◆ Goal: Type out all the records word for word. Any pictures are to be left out.

__________

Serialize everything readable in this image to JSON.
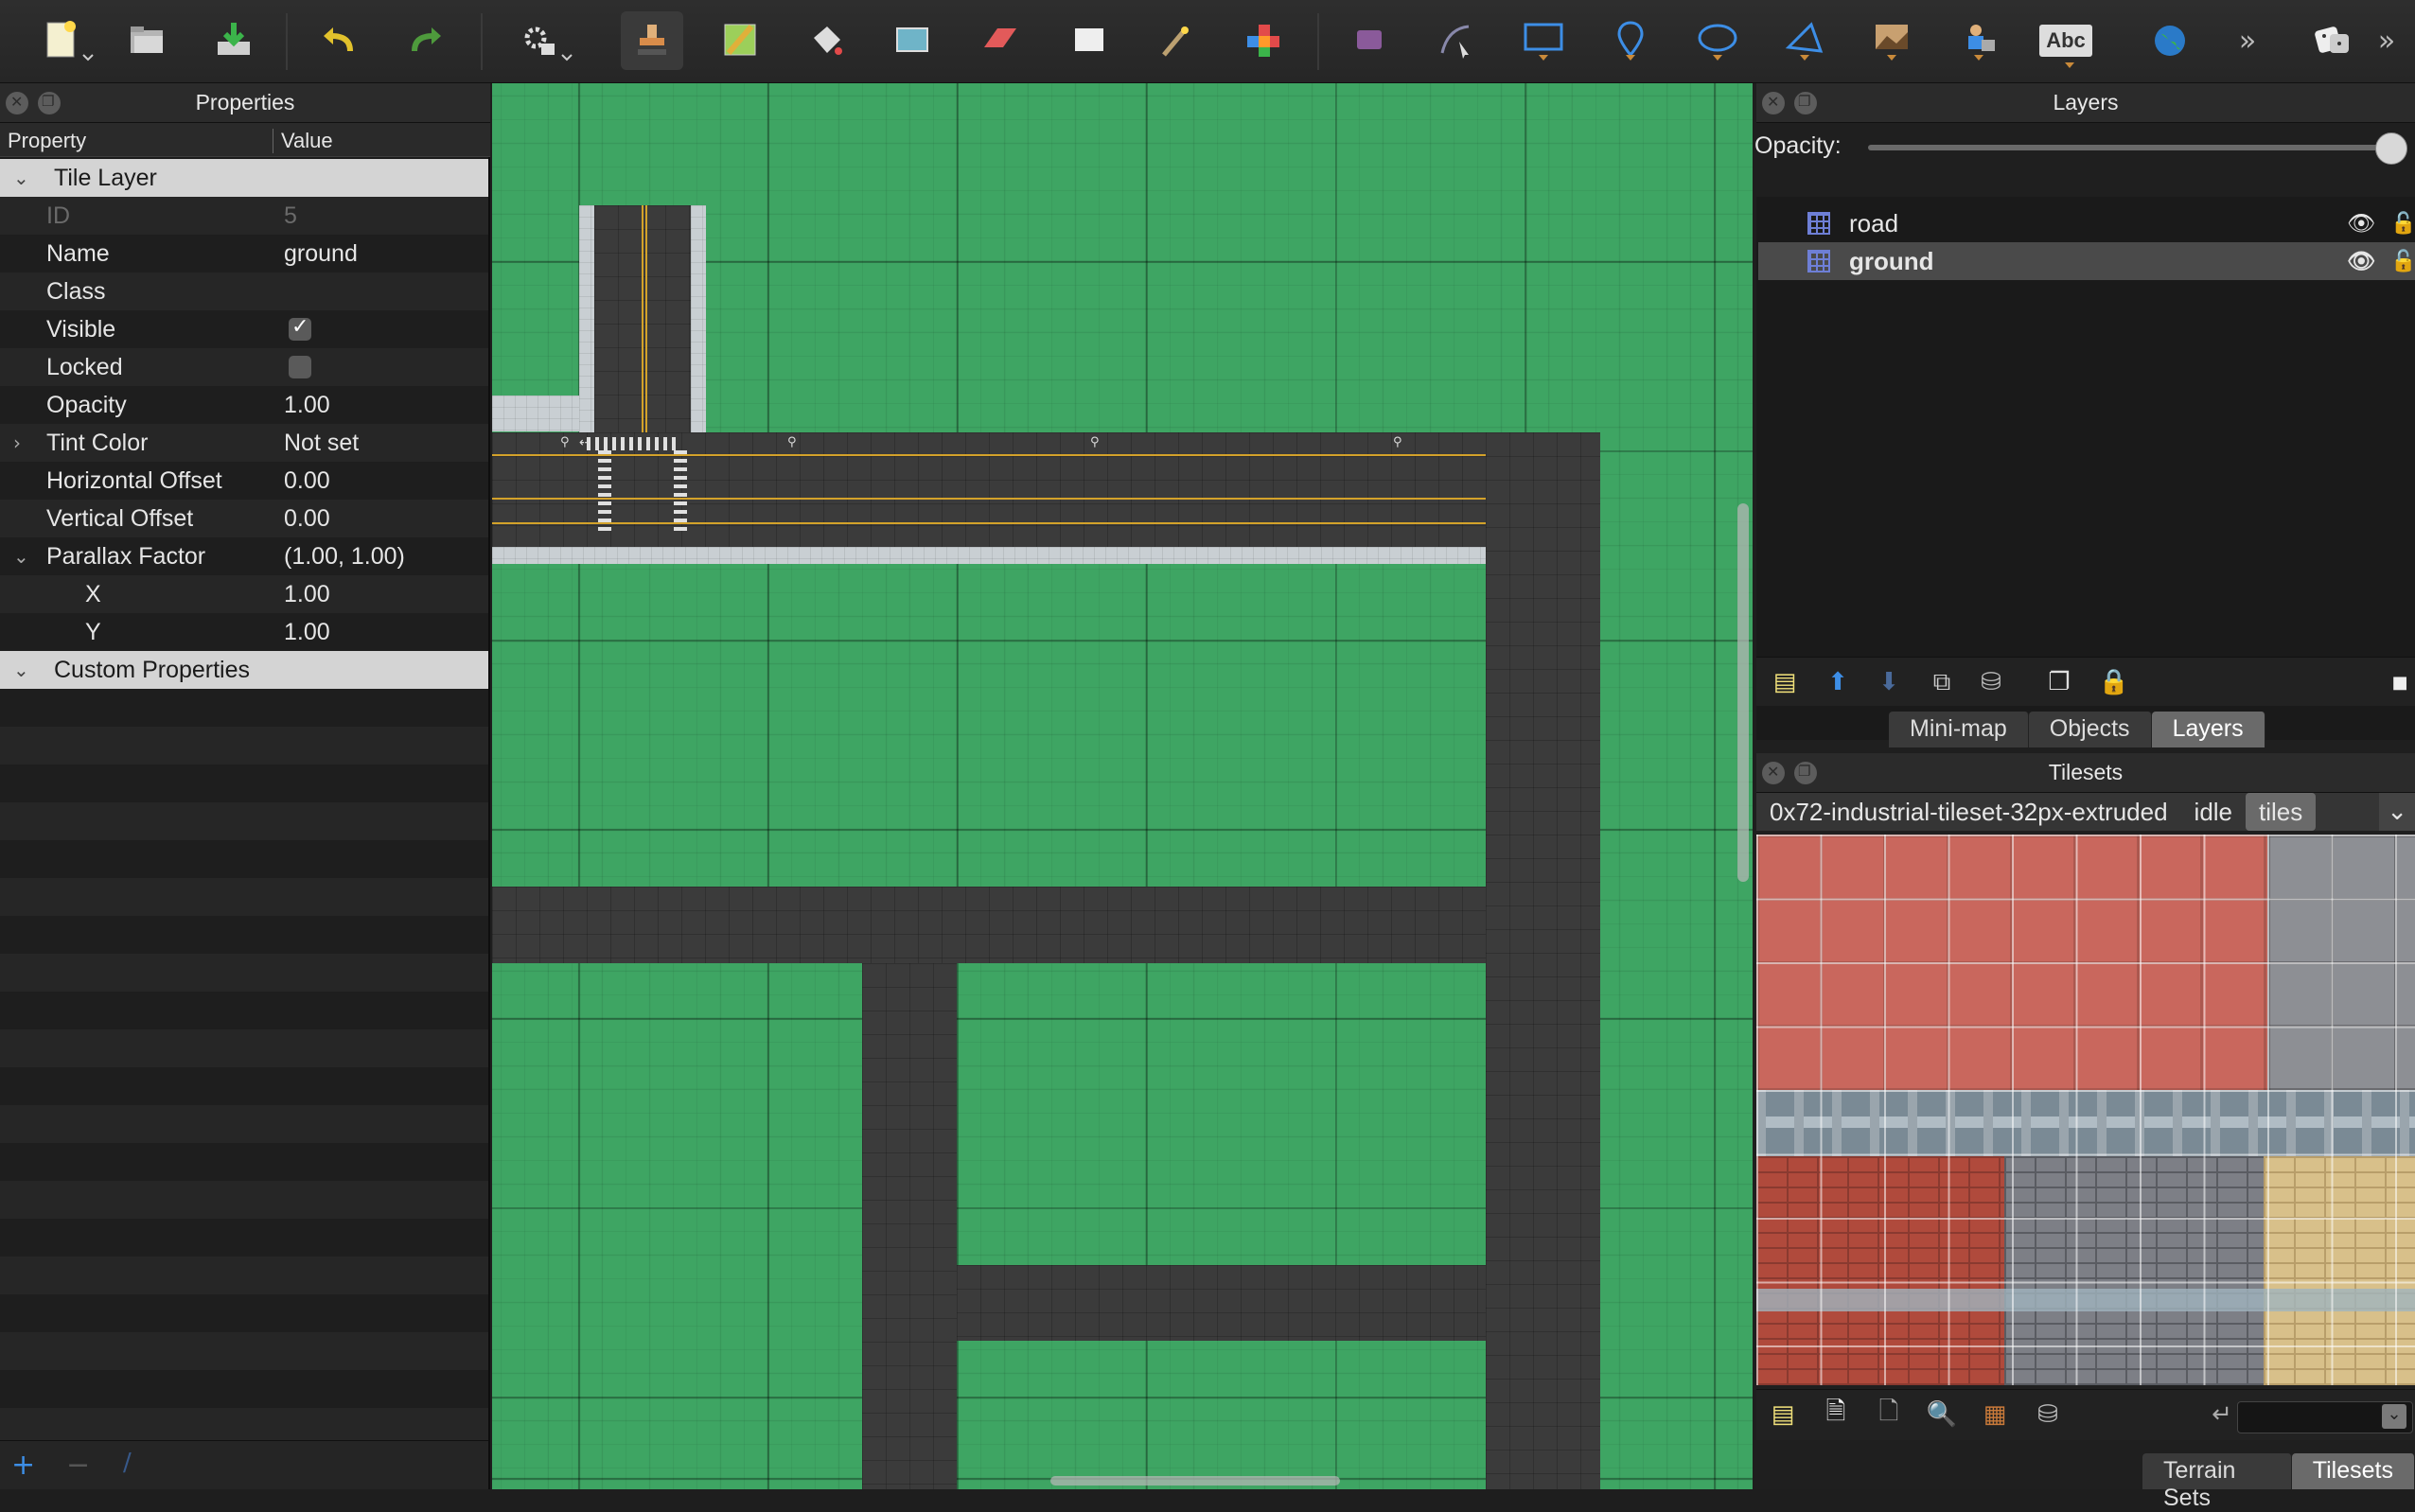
{
  "colors": {
    "accent_blue": "#3d8ee6",
    "map_grass": "#3ea563",
    "road": "#3b3b3b",
    "sidewalk": "#c9cfd3",
    "lane_line": "#d3a22a",
    "brick_red": "#c9675d"
  },
  "toolbar": {
    "icons": [
      "new-map-icon",
      "open-icon",
      "save-icon",
      "undo-icon",
      "redo-icon",
      "automapping-icon",
      "stamp-brush-icon",
      "terrain-brush-icon",
      "bucket-fill-icon",
      "shape-fill-icon",
      "eraser-icon",
      "rectangular-select-icon",
      "magic-wand-icon",
      "select-same-tile-icon",
      "select-objects-icon",
      "edit-polygons-icon",
      "insert-rectangle-icon",
      "insert-point-icon",
      "insert-ellipse-icon",
      "insert-polygon-icon",
      "insert-tile-icon",
      "insert-template-icon",
      "insert-text-icon",
      "world-tool-icon",
      "more-tools-icon",
      "random-mode-icon"
    ],
    "text_tool_label": "Abc"
  },
  "properties": {
    "title": "Properties",
    "col_property": "Property",
    "col_value": "Value",
    "section_tile_layer": "Tile Layer",
    "rows": {
      "id": {
        "label": "ID",
        "value": "5"
      },
      "name": {
        "label": "Name",
        "value": "ground"
      },
      "class": {
        "label": "Class",
        "value": ""
      },
      "visible": {
        "label": "Visible",
        "checked": true
      },
      "locked": {
        "label": "Locked",
        "checked": false
      },
      "opacity": {
        "label": "Opacity",
        "value": "1.00"
      },
      "tint": {
        "label": "Tint Color",
        "value": "Not set"
      },
      "hoffset": {
        "label": "Horizontal Offset",
        "value": "0.00"
      },
      "voffset": {
        "label": "Vertical Offset",
        "value": "0.00"
      },
      "parallax": {
        "label": "Parallax Factor",
        "value": "(1.00, 1.00)"
      },
      "px": {
        "label": "X",
        "value": "1.00"
      },
      "py": {
        "label": "Y",
        "value": "1.00"
      }
    },
    "section_custom": "Custom Properties",
    "footer": {
      "add": "+",
      "remove": "−",
      "rename": "/"
    }
  },
  "layers": {
    "title": "Layers",
    "opacity_label": "Opacity:",
    "opacity_value": 1.0,
    "items": [
      {
        "name": "road",
        "selected": false
      },
      {
        "name": "ground",
        "selected": true
      }
    ],
    "tabs": [
      "Mini-map",
      "Objects",
      "Layers"
    ],
    "active_tab": "Layers"
  },
  "tilesets": {
    "title": "Tilesets",
    "tabs": [
      "0x72-industrial-tileset-32px-extruded",
      "idle",
      "tiles"
    ],
    "active_tab": "tiles",
    "bottom_tabs": [
      "Terrain Sets",
      "Tilesets"
    ],
    "active_bottom_tab": "Tilesets"
  }
}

__________

◆ Response:
Serialize everything readable in this image to JSON.
{
  "colors": {
    "accent_blue": "#3d8ee6",
    "map_grass": "#3ea563",
    "road": "#3b3b3b",
    "sidewalk": "#c9cfd3",
    "lane_line": "#d3a22a",
    "brick_red": "#c9675d"
  },
  "toolbar": {
    "icons": [
      "new-map-icon",
      "open-icon",
      "save-icon",
      "undo-icon",
      "redo-icon",
      "automapping-icon",
      "stamp-brush-icon",
      "terrain-brush-icon",
      "bucket-fill-icon",
      "shape-fill-icon",
      "eraser-icon",
      "rectangular-select-icon",
      "magic-wand-icon",
      "select-same-tile-icon",
      "select-objects-icon",
      "edit-polygons-icon",
      "insert-rectangle-icon",
      "insert-point-icon",
      "insert-ellipse-icon",
      "insert-polygon-icon",
      "insert-tile-icon",
      "insert-template-icon",
      "insert-text-icon",
      "world-tool-icon",
      "more-tools-icon",
      "random-mode-icon"
    ],
    "text_tool_label": "Abc"
  },
  "properties": {
    "title": "Properties",
    "col_property": "Property",
    "col_value": "Value",
    "section_tile_layer": "Tile Layer",
    "rows": {
      "id": {
        "label": "ID",
        "value": "5"
      },
      "name": {
        "label": "Name",
        "value": "ground"
      },
      "class": {
        "label": "Class",
        "value": ""
      },
      "visible": {
        "label": "Visible",
        "checked": true
      },
      "locked": {
        "label": "Locked",
        "checked": false
      },
      "opacity": {
        "label": "Opacity",
        "value": "1.00"
      },
      "tint": {
        "label": "Tint Color",
        "value": "Not set"
      },
      "hoffset": {
        "label": "Horizontal Offset",
        "value": "0.00"
      },
      "voffset": {
        "label": "Vertical Offset",
        "value": "0.00"
      },
      "parallax": {
        "label": "Parallax Factor",
        "value": "(1.00, 1.00)"
      },
      "px": {
        "label": "X",
        "value": "1.00"
      },
      "py": {
        "label": "Y",
        "value": "1.00"
      }
    },
    "section_custom": "Custom Properties",
    "footer": {
      "add": "+",
      "remove": "−",
      "rename": "/"
    }
  },
  "layers": {
    "title": "Layers",
    "opacity_label": "Opacity:",
    "opacity_value": 1.0,
    "items": [
      {
        "name": "road",
        "selected": false
      },
      {
        "name": "ground",
        "selected": true
      }
    ],
    "tabs": [
      "Mini-map",
      "Objects",
      "Layers"
    ],
    "active_tab": "Layers"
  },
  "tilesets": {
    "title": "Tilesets",
    "tabs": [
      "0x72-industrial-tileset-32px-extruded",
      "idle",
      "tiles"
    ],
    "active_tab": "tiles",
    "bottom_tabs": [
      "Terrain Sets",
      "Tilesets"
    ],
    "active_bottom_tab": "Tilesets"
  }
}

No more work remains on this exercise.